#### [Texte fourni]
--*--

Je suis heureux de m'adresser à votre commission sur le sujet ô combien important de la robustesse du système électrique en France.
Le groupe EDF tient compte des risques pesant sur la nation dans ses activités opérationnelles selon trois axes. Le premier est relatif au nombre de crises réelles que le groupe a dû gérer récemment, en conformité avec ses obligations réglementaires et en coopération avec les services de l'État, et au Retex qu'il en a retiré. Le second est relatif au dispositif d'analyse des risques et d'élaboration des plans d'action associés. Le troisième est dédié à son organisation de crise et de continuité d'activité.
Si EDF a historiquement mis en œuvre des organisations pour gérer les crises et accroître la résilience du système électrique, le groupe n'a cessé de s'adapter dans sa structure et de tirer les enseignements des crises. À titre d'exemple, les événements météorologiques extrêmes tels que les tempêtes de 1999, la canicule de 2003 et, plus récemment, les tempêtes Ciaran et Domingos ont suscité et suscitent toujours des analyses d'adaptation au changement climatique.

--*--

#### [Données affichées]
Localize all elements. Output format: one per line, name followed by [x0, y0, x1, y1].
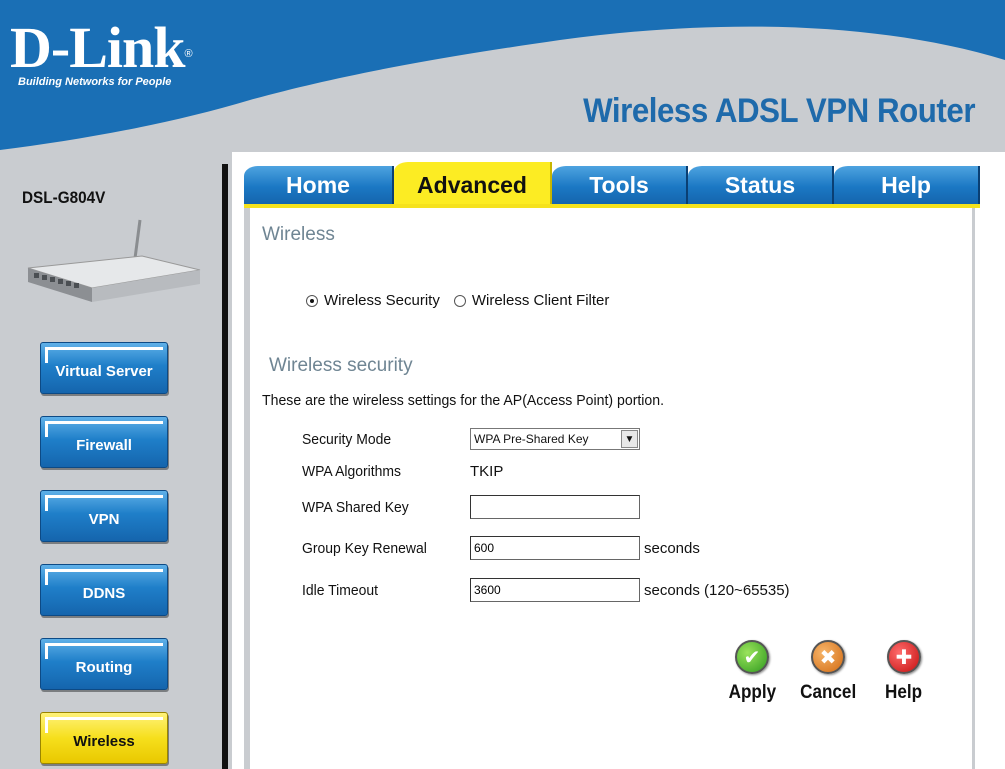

--*--

#### [Consigne]
Reproduisez à l'identique, dans le texte sur la robustesse du système électrique, tout ce qui va de « Si EDF a historiquement » jusqu'à « au changement climatique. » inclus.

#### [Réponse rédigée]
Si EDF a historiquement mis en œuvre des organisations pour gérer les crises et accroître la résilience du système électrique, le groupe n'a cessé de s'adapter dans sa structure et de tirer les enseignements des crises. À titre d'exemple, les événements météorologiques extrêmes tels que les tempêtes de 1999, la canicule de 2003 et, plus récemment, les tempêtes Ciaran et Domingos ont suscité et suscitent toujours des analyses d'adaptation au changement climatique.